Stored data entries
>>>>
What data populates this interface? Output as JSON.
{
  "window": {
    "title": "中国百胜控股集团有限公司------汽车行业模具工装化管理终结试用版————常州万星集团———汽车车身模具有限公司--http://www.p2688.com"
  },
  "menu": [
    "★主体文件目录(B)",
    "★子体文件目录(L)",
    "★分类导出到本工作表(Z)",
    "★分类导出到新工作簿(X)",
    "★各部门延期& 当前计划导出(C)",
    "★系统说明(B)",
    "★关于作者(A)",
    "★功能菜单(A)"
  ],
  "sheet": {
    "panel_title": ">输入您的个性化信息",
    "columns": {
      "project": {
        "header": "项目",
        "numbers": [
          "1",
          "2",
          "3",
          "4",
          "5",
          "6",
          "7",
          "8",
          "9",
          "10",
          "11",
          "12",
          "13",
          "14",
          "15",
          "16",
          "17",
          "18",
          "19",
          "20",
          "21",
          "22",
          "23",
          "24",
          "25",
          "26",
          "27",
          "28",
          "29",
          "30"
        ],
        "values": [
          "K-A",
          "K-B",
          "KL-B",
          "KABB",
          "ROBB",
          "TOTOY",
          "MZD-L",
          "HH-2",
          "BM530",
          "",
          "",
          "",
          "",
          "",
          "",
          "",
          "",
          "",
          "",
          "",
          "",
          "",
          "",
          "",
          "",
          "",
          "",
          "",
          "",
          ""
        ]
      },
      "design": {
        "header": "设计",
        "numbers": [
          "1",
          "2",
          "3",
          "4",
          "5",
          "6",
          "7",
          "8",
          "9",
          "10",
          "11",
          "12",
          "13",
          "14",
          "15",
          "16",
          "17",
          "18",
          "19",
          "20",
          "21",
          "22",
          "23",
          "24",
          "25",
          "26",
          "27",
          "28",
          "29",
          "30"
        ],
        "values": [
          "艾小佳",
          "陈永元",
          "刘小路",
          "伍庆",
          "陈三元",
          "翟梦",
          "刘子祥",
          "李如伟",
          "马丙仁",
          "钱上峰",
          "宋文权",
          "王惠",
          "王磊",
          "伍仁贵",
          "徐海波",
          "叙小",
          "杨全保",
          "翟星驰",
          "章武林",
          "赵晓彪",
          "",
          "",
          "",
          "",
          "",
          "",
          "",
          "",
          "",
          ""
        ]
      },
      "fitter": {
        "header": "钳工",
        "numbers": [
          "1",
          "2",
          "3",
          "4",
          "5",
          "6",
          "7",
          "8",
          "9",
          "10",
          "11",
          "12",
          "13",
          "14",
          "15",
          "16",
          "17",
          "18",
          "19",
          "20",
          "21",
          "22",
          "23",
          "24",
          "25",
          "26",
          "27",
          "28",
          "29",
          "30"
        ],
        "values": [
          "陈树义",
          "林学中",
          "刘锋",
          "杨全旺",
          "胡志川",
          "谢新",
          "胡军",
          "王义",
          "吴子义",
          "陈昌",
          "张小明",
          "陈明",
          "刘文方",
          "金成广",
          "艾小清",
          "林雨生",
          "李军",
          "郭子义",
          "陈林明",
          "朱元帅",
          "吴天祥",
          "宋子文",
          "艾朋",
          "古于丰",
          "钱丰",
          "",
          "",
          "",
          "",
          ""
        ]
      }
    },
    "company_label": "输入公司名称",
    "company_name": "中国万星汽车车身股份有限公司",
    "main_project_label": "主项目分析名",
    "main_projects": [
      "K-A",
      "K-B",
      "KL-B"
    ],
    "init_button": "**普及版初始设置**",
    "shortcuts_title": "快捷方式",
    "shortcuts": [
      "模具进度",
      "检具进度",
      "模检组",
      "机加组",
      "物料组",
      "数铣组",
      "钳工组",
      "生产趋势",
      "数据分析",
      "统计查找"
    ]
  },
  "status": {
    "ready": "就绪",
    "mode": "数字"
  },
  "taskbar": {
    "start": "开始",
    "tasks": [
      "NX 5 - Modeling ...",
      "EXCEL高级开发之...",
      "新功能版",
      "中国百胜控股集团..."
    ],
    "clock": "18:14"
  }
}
<<<<
== To do ==
Quote each line of the data above exactly as written.

== Output for this task ==
What data populates this interface? Output as JSON.
{
  "window": {
    "title": "中国百胜控股集团有限公司------汽车行业模具工装化管理终结试用版————常州万星集团———汽车车身模具有限公司--http://www.p2688.com"
  },
  "menu": [
    "★主体文件目录(B)",
    "★子体文件目录(L)",
    "★分类导出到本工作表(Z)",
    "★分类导出到新工作簿(X)",
    "★各部门延期& 当前计划导出(C)",
    "★系统说明(B)",
    "★关于作者(A)",
    "★功能菜单(A)"
  ],
  "sheet": {
    "panel_title": ">输入您的个性化信息",
    "columns": {
      "project": {
        "header": "项目",
        "numbers": [
          "1",
          "2",
          "3",
          "4",
          "5",
          "6",
          "7",
          "8",
          "9",
          "10",
          "11",
          "12",
          "13",
          "14",
          "15",
          "16",
          "17",
          "18",
          "19",
          "20",
          "21",
          "22",
          "23",
          "24",
          "25",
          "26",
          "27",
          "28",
          "29",
          "30"
        ],
        "values": [
          "K-A",
          "K-B",
          "KL-B",
          "KABB",
          "ROBB",
          "TOTOY",
          "MZD-L",
          "HH-2",
          "BM530",
          "",
          "",
          "",
          "",
          "",
          "",
          "",
          "",
          "",
          "",
          "",
          "",
          "",
          "",
          "",
          "",
          "",
          "",
          "",
          "",
          ""
        ]
      },
      "design": {
        "header": "设计",
        "numbers": [
          "1",
          "2",
          "3",
          "4",
          "5",
          "6",
          "7",
          "8",
          "9",
          "10",
          "11",
          "12",
          "13",
          "14",
          "15",
          "16",
          "17",
          "18",
          "19",
          "20",
          "21",
          "22",
          "23",
          "24",
          "25",
          "26",
          "27",
          "28",
          "29",
          "30"
        ],
        "values": [
          "艾小佳",
          "陈永元",
          "刘小路",
          "伍庆",
          "陈三元",
          "翟梦",
          "刘子祥",
          "李如伟",
          "马丙仁",
          "钱上峰",
          "宋文权",
          "王惠",
          "王磊",
          "伍仁贵",
          "徐海波",
          "叙小",
          "杨全保",
          "翟星驰",
          "章武林",
          "赵晓彪",
          "",
          "",
          "",
          "",
          "",
          "",
          "",
          "",
          "",
          ""
        ]
      },
      "fitter": {
        "header": "钳工",
        "numbers": [
          "1",
          "2",
          "3",
          "4",
          "5",
          "6",
          "7",
          "8",
          "9",
          "10",
          "11",
          "12",
          "13",
          "14",
          "15",
          "16",
          "17",
          "18",
          "19",
          "20",
          "21",
          "22",
          "23",
          "24",
          "25",
          "26",
          "27",
          "28",
          "29",
          "30"
        ],
        "values": [
          "陈树义",
          "林学中",
          "刘锋",
          "杨全旺",
          "胡志川",
          "谢新",
          "胡军",
          "王义",
          "吴子义",
          "陈昌",
          "张小明",
          "陈明",
          "刘文方",
          "金成广",
          "艾小清",
          "林雨生",
          "李军",
          "郭子义",
          "陈林明",
          "朱元帅",
          "吴天祥",
          "宋子文",
          "艾朋",
          "古于丰",
          "钱丰",
          "",
          "",
          "",
          "",
          ""
        ]
      }
    },
    "company_label": "输入公司名称",
    "company_name": "中国万星汽车车身股份有限公司",
    "main_project_label": "主项目分析名",
    "main_projects": [
      "K-A",
      "K-B",
      "KL-B"
    ],
    "init_button": "**普及版初始设置**",
    "shortcuts_title": "快捷方式",
    "shortcuts": [
      "模具进度",
      "检具进度",
      "模检组",
      "机加组",
      "物料组",
      "数铣组",
      "钳工组",
      "生产趋势",
      "数据分析",
      "统计查找"
    ]
  },
  "status": {
    "ready": "就绪",
    "mode": "数字"
  },
  "taskbar": {
    "start": "开始",
    "tasks": [
      "NX 5 - Modeling ...",
      "EXCEL高级开发之...",
      "新功能版",
      "中国百胜控股集团..."
    ],
    "clock": "18:14"
  }
}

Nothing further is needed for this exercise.